[Extracted data entries]
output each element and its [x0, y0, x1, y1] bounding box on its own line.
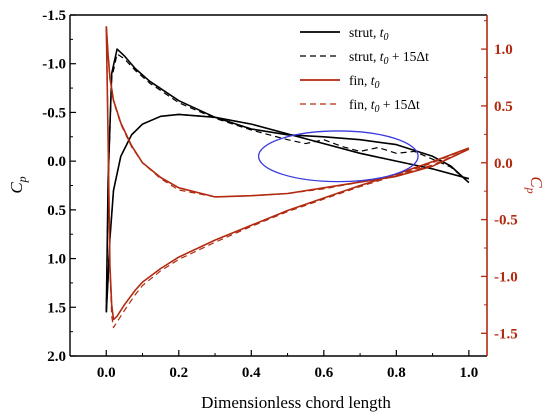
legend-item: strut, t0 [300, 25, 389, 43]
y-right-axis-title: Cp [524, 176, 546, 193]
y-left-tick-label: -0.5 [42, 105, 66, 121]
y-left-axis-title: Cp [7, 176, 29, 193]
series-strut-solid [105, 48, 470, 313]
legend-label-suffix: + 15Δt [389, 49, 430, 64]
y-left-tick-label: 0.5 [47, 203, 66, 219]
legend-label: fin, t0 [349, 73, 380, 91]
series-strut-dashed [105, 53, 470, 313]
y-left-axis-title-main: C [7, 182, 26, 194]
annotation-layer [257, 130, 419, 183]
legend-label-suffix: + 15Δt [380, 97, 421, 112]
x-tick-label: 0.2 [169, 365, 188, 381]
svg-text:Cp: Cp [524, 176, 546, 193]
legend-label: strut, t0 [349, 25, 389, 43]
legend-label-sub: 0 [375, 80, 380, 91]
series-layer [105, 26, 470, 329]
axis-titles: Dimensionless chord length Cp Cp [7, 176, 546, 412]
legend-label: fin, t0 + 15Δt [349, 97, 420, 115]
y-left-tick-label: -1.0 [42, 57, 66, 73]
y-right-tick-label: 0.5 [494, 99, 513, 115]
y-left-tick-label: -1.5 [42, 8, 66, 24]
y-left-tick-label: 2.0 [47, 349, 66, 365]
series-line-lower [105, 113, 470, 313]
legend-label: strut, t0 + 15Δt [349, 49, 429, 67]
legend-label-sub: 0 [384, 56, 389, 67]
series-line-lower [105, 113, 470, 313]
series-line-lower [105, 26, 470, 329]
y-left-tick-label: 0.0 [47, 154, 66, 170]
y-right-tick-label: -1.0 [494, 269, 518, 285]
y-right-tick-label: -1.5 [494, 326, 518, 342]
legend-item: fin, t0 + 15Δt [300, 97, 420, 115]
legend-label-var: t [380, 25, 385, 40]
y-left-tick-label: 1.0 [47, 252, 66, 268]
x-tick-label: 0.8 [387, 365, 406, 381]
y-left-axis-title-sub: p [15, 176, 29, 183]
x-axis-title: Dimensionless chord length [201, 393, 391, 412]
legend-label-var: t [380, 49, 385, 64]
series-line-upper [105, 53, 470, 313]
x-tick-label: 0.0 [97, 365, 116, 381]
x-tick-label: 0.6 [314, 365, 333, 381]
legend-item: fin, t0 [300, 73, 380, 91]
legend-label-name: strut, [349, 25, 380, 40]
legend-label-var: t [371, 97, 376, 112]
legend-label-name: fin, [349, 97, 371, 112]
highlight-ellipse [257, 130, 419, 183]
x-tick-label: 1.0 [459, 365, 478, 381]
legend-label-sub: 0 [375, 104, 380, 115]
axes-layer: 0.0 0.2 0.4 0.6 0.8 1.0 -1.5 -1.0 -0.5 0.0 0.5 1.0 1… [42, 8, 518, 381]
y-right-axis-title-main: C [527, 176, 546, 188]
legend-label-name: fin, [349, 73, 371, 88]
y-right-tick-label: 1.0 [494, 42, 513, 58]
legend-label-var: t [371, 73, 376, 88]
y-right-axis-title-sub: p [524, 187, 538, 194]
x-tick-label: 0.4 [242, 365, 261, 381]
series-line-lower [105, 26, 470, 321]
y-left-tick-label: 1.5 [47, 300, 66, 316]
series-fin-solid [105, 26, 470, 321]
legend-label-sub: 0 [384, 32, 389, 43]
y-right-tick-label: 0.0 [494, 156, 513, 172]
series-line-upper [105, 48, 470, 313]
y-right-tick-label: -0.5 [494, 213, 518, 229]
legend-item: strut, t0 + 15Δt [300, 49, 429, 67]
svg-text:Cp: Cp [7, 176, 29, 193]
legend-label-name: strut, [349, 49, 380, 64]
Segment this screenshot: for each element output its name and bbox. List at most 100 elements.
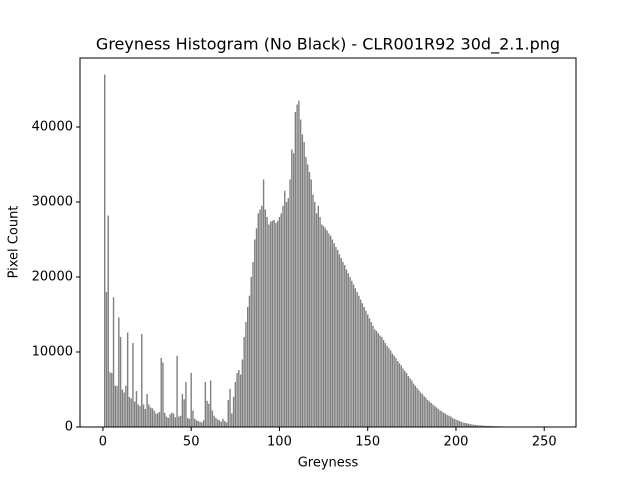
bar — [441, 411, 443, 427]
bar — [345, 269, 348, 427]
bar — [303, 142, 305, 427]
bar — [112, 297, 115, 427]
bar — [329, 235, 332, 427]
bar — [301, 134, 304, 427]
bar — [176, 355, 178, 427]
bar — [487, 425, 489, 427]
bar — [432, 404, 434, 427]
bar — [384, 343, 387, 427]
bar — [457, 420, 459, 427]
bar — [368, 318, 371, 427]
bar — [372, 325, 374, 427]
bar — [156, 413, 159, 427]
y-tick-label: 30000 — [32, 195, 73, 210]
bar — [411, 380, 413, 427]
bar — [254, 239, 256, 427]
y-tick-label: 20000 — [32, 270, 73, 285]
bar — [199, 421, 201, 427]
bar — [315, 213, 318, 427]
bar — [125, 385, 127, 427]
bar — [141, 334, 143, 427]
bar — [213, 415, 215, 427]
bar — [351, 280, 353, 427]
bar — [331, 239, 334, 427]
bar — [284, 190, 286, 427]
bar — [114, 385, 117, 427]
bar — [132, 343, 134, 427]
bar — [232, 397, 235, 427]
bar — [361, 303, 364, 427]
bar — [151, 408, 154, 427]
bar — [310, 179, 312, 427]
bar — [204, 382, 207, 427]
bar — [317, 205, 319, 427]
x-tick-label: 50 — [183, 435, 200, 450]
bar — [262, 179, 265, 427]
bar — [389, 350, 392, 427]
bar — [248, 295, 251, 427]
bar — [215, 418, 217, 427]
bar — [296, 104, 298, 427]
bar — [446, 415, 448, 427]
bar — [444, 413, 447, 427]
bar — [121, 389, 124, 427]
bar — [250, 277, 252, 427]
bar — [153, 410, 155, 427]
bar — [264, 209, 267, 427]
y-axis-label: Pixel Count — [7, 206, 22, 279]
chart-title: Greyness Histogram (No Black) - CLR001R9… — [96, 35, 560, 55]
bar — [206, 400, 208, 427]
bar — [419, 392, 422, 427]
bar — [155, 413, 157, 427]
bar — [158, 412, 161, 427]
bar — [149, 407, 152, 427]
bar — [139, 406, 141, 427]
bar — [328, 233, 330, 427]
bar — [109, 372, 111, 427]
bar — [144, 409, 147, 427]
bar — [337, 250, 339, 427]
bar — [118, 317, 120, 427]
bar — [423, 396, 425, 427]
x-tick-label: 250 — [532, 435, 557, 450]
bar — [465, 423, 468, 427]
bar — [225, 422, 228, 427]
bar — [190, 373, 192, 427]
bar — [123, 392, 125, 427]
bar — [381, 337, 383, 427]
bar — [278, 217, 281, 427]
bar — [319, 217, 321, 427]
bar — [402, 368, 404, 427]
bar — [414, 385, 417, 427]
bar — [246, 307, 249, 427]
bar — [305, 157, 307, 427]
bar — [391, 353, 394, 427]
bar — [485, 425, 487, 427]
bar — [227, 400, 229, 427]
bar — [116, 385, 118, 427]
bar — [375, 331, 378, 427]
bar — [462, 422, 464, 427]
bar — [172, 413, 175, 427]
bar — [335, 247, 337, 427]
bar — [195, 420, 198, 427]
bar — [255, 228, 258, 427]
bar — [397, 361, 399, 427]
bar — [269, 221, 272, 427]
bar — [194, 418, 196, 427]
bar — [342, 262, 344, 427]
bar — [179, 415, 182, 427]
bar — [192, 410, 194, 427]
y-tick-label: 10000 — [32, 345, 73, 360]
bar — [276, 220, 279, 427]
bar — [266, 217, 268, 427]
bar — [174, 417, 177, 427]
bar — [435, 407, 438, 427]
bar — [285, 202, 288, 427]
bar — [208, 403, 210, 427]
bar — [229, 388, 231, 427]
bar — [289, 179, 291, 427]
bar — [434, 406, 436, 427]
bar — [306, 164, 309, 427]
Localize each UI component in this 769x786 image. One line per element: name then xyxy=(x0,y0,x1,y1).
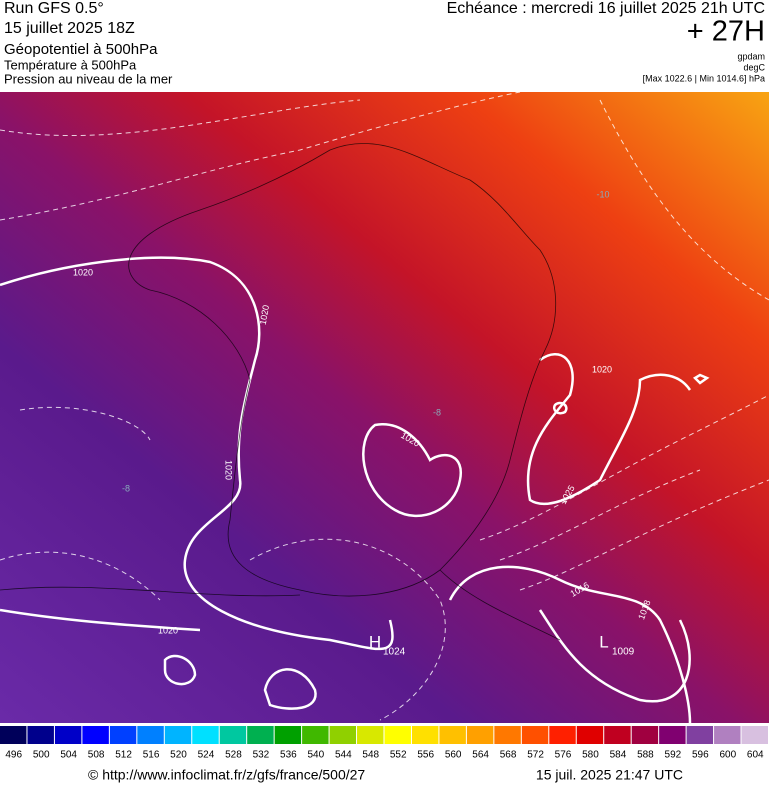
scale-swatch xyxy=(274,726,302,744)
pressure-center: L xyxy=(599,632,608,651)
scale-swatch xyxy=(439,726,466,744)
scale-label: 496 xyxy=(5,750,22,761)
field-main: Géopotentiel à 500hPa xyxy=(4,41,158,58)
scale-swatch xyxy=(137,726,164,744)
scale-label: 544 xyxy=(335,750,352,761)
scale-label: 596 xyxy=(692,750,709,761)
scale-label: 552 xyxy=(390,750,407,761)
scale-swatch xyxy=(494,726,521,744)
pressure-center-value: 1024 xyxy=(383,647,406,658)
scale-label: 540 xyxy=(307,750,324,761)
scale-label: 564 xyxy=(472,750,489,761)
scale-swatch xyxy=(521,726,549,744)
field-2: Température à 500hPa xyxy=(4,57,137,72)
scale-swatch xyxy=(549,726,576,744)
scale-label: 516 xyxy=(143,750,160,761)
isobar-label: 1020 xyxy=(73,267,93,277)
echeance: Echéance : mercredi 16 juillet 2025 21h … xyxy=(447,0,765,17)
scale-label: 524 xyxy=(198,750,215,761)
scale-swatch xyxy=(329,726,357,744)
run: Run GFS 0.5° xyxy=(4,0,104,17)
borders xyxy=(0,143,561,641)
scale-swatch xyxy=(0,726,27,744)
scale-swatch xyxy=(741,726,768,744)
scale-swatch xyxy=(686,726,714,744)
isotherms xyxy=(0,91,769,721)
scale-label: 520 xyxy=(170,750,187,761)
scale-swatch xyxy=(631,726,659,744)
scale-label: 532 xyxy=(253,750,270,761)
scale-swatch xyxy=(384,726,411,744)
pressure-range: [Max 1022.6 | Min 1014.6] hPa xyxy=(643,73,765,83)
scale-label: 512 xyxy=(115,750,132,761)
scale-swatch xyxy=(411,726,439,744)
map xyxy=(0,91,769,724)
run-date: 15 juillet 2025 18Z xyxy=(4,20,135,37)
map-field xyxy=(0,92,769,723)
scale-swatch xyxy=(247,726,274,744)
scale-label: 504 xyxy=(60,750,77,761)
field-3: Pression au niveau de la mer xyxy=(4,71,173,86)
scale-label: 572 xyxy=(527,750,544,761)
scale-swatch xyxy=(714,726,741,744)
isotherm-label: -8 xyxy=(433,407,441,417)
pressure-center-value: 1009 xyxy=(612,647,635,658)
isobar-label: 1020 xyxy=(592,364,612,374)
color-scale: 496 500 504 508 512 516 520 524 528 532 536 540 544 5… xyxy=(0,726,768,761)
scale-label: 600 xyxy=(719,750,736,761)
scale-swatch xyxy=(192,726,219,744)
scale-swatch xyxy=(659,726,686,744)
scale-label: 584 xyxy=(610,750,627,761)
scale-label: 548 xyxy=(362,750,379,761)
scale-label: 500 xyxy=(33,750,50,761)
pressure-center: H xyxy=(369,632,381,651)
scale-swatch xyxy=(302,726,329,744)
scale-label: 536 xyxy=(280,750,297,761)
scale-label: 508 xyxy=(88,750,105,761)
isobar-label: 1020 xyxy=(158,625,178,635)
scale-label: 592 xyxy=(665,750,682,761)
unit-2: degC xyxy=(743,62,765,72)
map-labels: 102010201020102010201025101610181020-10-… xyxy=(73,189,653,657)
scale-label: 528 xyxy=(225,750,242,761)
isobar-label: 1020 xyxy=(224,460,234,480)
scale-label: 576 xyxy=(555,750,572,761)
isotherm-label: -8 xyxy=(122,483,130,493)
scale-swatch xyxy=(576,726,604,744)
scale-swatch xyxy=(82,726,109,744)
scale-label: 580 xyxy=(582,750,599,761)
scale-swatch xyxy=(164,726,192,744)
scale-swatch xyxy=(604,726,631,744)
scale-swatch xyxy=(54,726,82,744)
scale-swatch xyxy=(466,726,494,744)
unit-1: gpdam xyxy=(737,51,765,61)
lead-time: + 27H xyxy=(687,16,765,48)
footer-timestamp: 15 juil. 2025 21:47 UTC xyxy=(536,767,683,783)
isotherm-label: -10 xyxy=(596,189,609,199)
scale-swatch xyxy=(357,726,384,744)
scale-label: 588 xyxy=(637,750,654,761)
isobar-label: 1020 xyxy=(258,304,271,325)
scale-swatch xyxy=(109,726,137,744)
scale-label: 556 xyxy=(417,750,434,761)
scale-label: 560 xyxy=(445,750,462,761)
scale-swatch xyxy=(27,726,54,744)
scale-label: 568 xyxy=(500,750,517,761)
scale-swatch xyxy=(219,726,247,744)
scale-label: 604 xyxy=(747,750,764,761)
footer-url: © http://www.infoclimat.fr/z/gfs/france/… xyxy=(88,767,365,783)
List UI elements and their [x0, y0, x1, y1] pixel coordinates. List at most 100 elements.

◆ TASK TO CARRY OUT
Report each line of the material above that contains the string "elements", and reproduce every such line in full.

◆ COMPLETED TASK
Segment this screenshot: for each element output its name and bbox. List at most 100 elements.
List UI elements and their [x0, y0, x1, y1] pixel coordinates. List at most 100 elements.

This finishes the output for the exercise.